Instructions to follow: Write out each record below exactly as it appears, with no pictures.

Data provided:
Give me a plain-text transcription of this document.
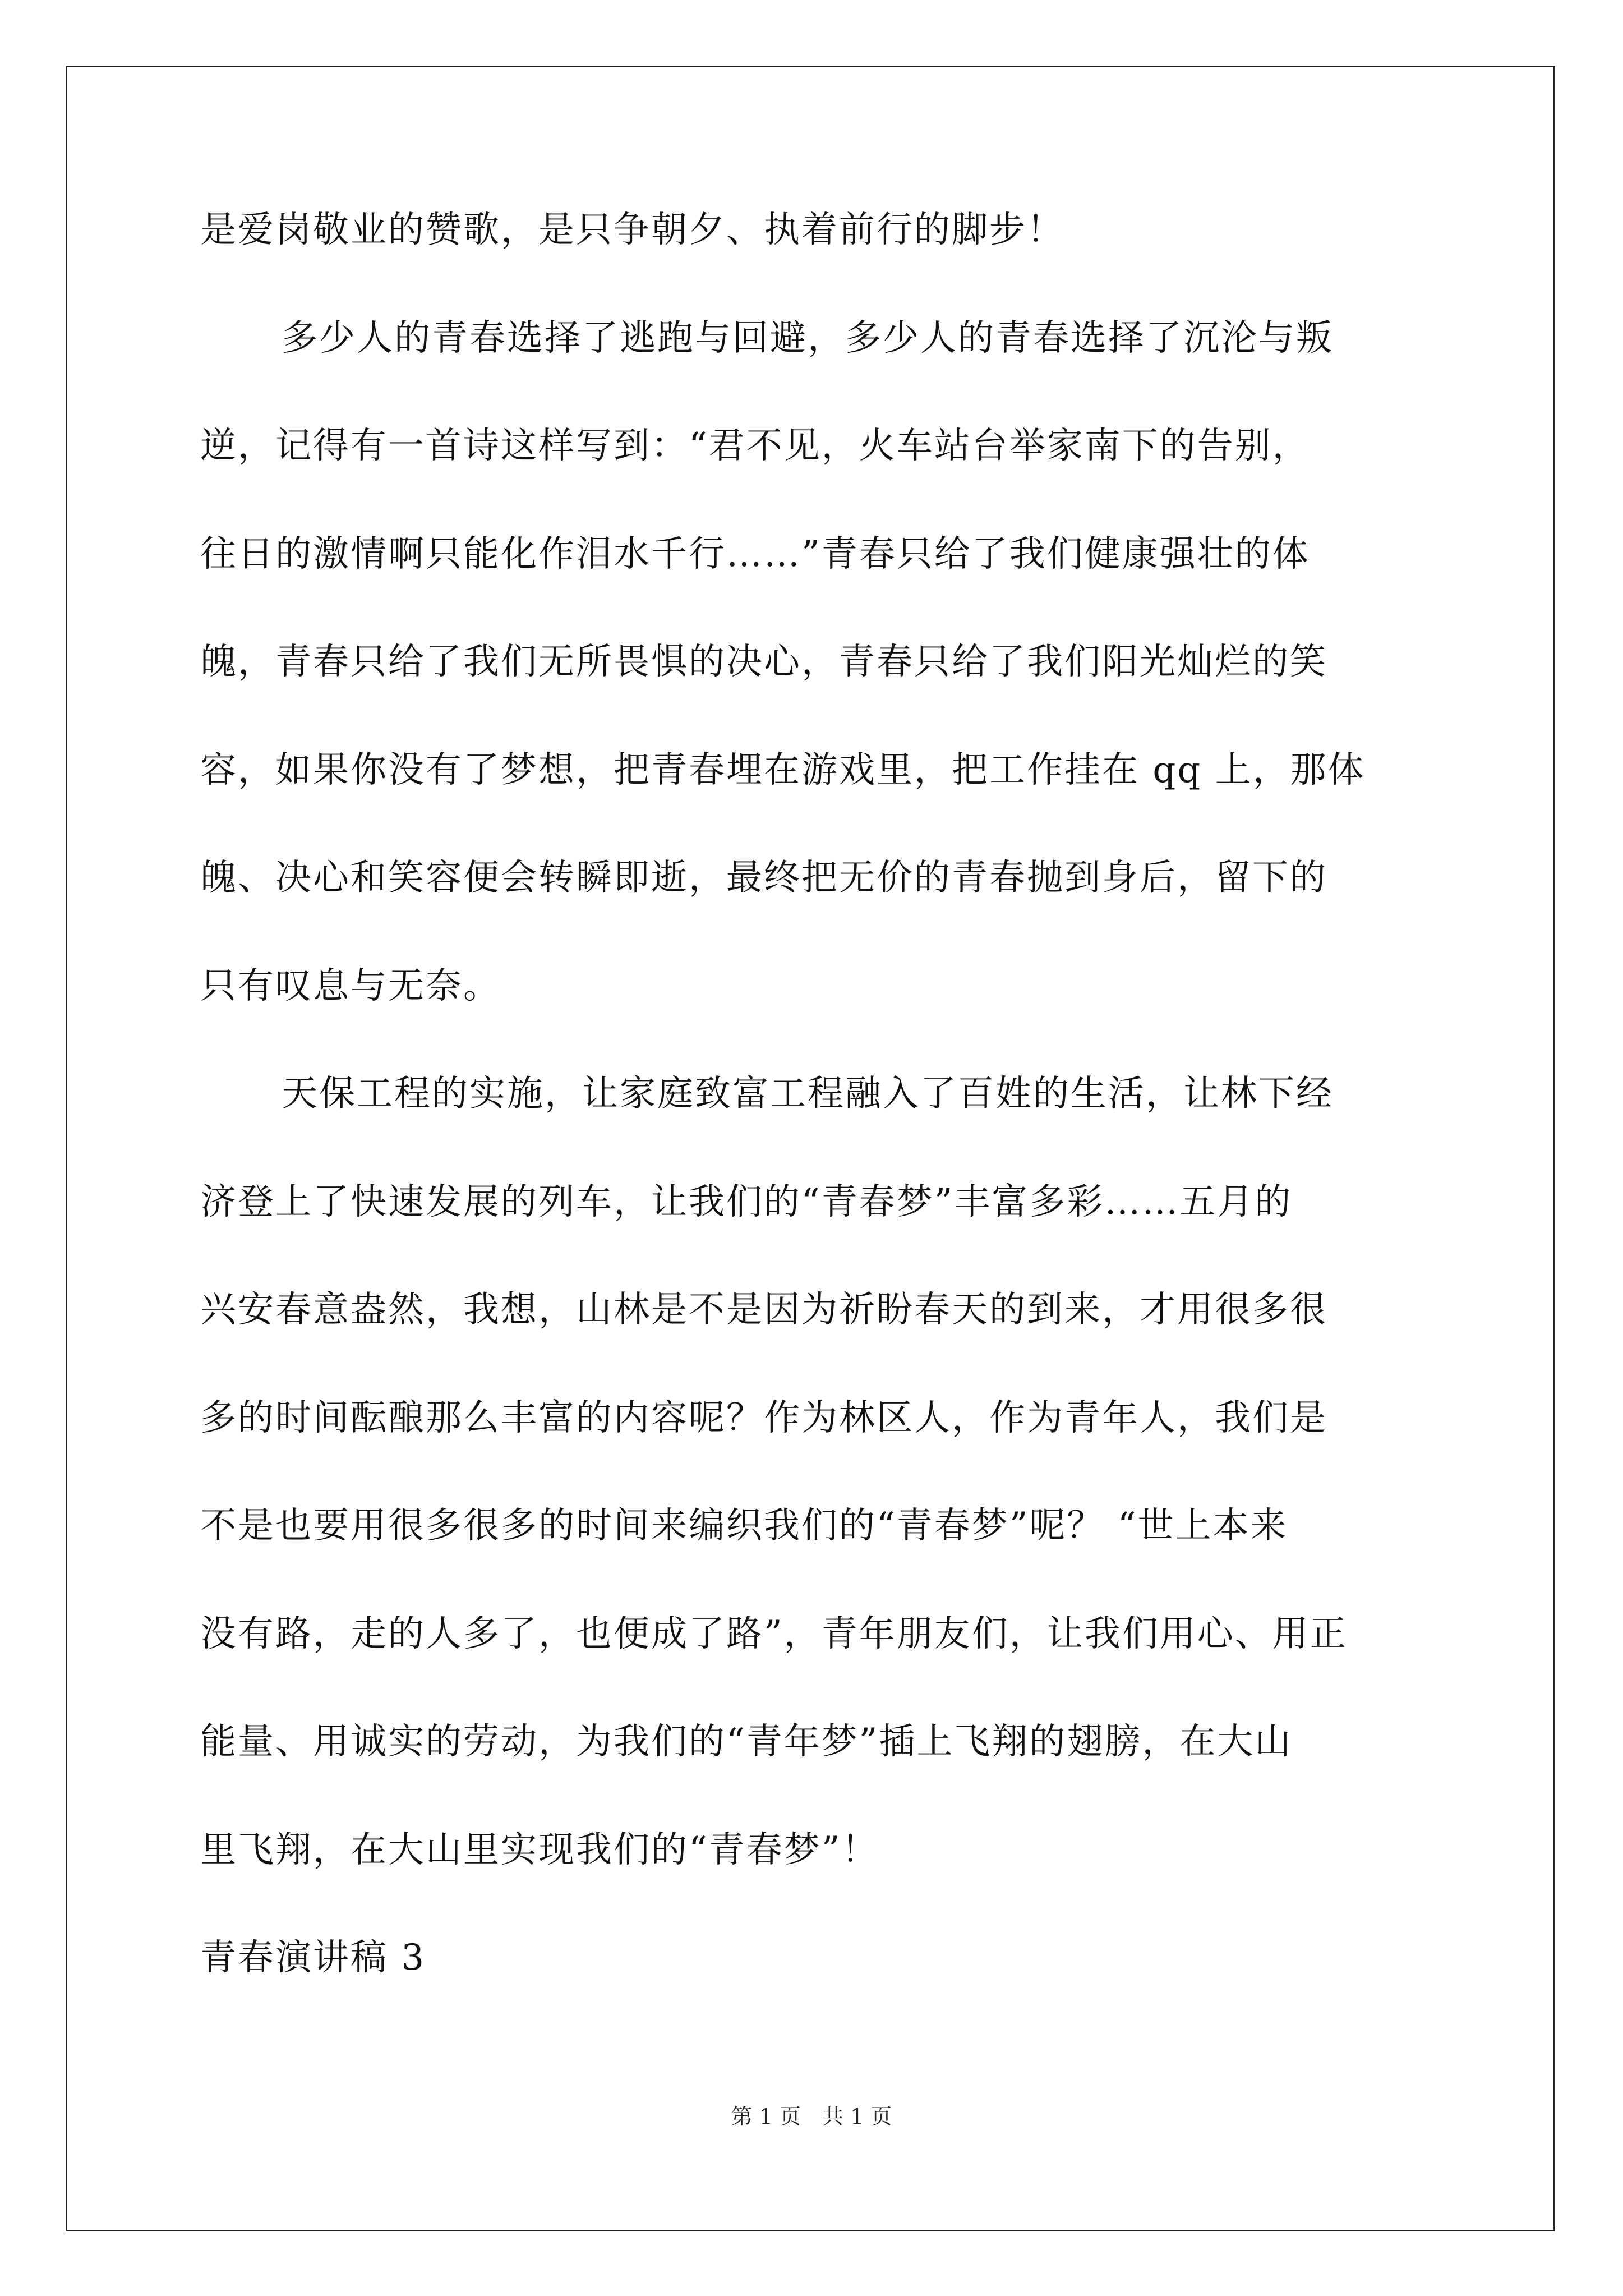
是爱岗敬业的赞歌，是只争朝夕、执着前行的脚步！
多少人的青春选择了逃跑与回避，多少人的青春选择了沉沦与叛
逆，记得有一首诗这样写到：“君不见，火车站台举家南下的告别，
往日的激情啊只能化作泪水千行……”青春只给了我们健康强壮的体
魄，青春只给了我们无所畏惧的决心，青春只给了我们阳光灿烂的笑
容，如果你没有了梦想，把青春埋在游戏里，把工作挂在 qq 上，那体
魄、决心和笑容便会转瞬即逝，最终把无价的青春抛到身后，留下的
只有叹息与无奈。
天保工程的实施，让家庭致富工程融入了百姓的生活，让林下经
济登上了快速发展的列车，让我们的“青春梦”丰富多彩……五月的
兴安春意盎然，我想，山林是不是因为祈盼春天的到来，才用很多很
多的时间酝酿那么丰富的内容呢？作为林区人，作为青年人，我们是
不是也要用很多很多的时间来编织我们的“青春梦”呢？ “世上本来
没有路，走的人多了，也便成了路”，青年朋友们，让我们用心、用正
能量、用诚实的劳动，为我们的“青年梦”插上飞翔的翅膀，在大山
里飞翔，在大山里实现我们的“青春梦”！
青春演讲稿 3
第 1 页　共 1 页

Solution to the exercise:
Give me a plain-text transcription of this document.
是爱岗敬业的赞歌，是只争朝夕、执着前行的脚步！
多少人的青春选择了逃跑与回避，多少人的青春选择了沉沦与叛
逆，记得有一首诗这样写到：“君不见，火车站台举家南下的告别，
往日的激情啊只能化作泪水千行……”青春只给了我们健康强壮的体
魄，青春只给了我们无所畏惧的决心，青春只给了我们阳光灿烂的笑
容，如果你没有了梦想，把青春埋在游戏里，把工作挂在 qq 上，那体
魄、决心和笑容便会转瞬即逝，最终把无价的青春抛到身后，留下的
只有叹息与无奈。
天保工程的实施，让家庭致富工程融入了百姓的生活，让林下经
济登上了快速发展的列车，让我们的“青春梦”丰富多彩……五月的
兴安春意盎然，我想，山林是不是因为祈盼春天的到来，才用很多很
多的时间酝酿那么丰富的内容呢？作为林区人，作为青年人，我们是
不是也要用很多很多的时间来编织我们的“青春梦”呢？ “世上本来
没有路，走的人多了，也便成了路”，青年朋友们，让我们用心、用正
能量、用诚实的劳动，为我们的“青年梦”插上飞翔的翅膀，在大山
里飞翔，在大山里实现我们的“青春梦”！
青春演讲稿 3
第 1 页　共 1 页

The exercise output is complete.